_Work to do_
Give back only the lines from the one with "Extract the structured" through the last line of the data, exactly as they appear.

○ ○ ○ ○ ○

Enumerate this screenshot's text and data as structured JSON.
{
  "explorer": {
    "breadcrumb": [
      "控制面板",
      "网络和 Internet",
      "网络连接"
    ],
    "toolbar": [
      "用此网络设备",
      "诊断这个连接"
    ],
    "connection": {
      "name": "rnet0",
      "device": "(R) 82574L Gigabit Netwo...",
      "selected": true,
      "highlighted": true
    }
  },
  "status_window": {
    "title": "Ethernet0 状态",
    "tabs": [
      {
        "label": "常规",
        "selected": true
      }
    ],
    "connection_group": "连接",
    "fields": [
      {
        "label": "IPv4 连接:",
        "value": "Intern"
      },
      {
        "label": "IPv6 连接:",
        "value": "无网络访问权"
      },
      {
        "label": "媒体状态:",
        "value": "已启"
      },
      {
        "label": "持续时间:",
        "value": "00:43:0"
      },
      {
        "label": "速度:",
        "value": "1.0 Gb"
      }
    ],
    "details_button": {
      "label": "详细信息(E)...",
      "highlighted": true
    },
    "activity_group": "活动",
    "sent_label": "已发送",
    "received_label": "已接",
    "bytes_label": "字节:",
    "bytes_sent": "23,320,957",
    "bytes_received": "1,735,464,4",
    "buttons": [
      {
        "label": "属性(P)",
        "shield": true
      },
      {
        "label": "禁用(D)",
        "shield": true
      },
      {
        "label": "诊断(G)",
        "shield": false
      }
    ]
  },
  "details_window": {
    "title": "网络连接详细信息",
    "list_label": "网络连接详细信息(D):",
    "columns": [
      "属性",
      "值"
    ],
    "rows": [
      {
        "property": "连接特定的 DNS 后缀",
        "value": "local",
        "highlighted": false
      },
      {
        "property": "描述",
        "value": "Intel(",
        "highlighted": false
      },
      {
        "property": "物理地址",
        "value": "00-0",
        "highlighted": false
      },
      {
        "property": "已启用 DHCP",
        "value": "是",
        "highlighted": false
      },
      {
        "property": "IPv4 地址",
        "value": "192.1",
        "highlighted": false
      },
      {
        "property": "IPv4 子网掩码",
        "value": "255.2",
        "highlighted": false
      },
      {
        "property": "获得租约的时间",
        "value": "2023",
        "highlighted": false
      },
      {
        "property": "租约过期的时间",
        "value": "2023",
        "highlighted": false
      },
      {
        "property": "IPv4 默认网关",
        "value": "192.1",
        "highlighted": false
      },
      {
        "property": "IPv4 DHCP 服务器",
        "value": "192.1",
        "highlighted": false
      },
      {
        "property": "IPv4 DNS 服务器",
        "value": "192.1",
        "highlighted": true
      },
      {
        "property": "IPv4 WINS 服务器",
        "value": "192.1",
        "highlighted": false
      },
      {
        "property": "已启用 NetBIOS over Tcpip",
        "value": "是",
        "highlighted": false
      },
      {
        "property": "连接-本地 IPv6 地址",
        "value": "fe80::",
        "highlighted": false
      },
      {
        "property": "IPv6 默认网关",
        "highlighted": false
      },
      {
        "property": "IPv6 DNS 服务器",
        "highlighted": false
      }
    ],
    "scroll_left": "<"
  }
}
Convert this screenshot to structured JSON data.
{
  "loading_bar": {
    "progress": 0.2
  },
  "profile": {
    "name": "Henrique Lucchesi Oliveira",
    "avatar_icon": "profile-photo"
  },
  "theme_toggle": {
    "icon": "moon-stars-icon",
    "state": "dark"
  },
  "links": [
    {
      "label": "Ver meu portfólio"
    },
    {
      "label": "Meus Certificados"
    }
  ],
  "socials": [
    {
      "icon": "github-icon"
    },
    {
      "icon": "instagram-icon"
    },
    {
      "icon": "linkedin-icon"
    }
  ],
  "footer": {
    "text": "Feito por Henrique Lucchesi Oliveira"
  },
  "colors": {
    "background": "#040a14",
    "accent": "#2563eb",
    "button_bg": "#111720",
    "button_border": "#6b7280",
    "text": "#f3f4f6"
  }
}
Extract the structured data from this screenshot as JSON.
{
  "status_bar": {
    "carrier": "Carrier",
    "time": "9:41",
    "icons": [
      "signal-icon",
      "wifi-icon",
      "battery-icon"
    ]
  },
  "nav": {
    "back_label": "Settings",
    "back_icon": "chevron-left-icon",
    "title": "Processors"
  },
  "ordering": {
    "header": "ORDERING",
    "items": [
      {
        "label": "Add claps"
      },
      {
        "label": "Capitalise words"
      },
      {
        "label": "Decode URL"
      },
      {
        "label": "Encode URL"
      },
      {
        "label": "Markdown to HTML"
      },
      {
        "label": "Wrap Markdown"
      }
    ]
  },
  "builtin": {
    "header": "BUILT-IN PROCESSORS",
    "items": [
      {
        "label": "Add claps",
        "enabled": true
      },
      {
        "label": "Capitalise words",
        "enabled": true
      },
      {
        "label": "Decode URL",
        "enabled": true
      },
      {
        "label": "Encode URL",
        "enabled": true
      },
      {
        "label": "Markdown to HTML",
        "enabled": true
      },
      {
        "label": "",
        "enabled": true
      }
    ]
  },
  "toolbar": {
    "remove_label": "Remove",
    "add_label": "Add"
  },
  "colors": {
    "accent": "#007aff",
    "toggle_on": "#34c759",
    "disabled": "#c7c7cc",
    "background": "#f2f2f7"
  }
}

○ ○ ○ ○ ○

_Task response_
Extract the structured data from this screenshot as JSON.
{
  "status_bar": {
    "carrier": "Carrier",
    "time": "9:41",
    "icons": [
      "signal-icon",
      "wifi-icon",
      "battery-icon"
    ]
  },
  "nav": {
    "back_label": "Settings",
    "back_icon": "chevron-left-icon",
    "title": "Processors"
  },
  "ordering": {
    "header": "ORDERING",
    "items": [
      {
        "label": "Add claps"
      },
      {
        "label": "Capitalise words"
      },
      {
        "label": "Decode URL"
      },
      {
        "label": "Encode URL"
      },
      {
        "label": "Markdown to HTML"
      },
      {
        "label": "Wrap Markdown"
      }
    ]
  },
  "builtin": {
    "header": "BUILT-IN PROCESSORS",
    "items": [
      {
        "label": "Add claps",
        "enabled": true
      },
      {
        "label": "Capitalise words",
        "enabled": true
      },
      {
        "label": "Decode URL",
        "enabled": true
      },
      {
        "label": "Encode URL",
        "enabled": true
      },
      {
        "label": "Markdown to HTML",
        "enabled": true
      },
      {
        "label": "",
        "enabled": true
      }
    ]
  },
  "toolbar": {
    "remove_label": "Remove",
    "add_label": "Add"
  },
  "colors": {
    "accent": "#007aff",
    "toggle_on": "#34c759",
    "disabled": "#c7c7cc",
    "background": "#f2f2f7"
  }
}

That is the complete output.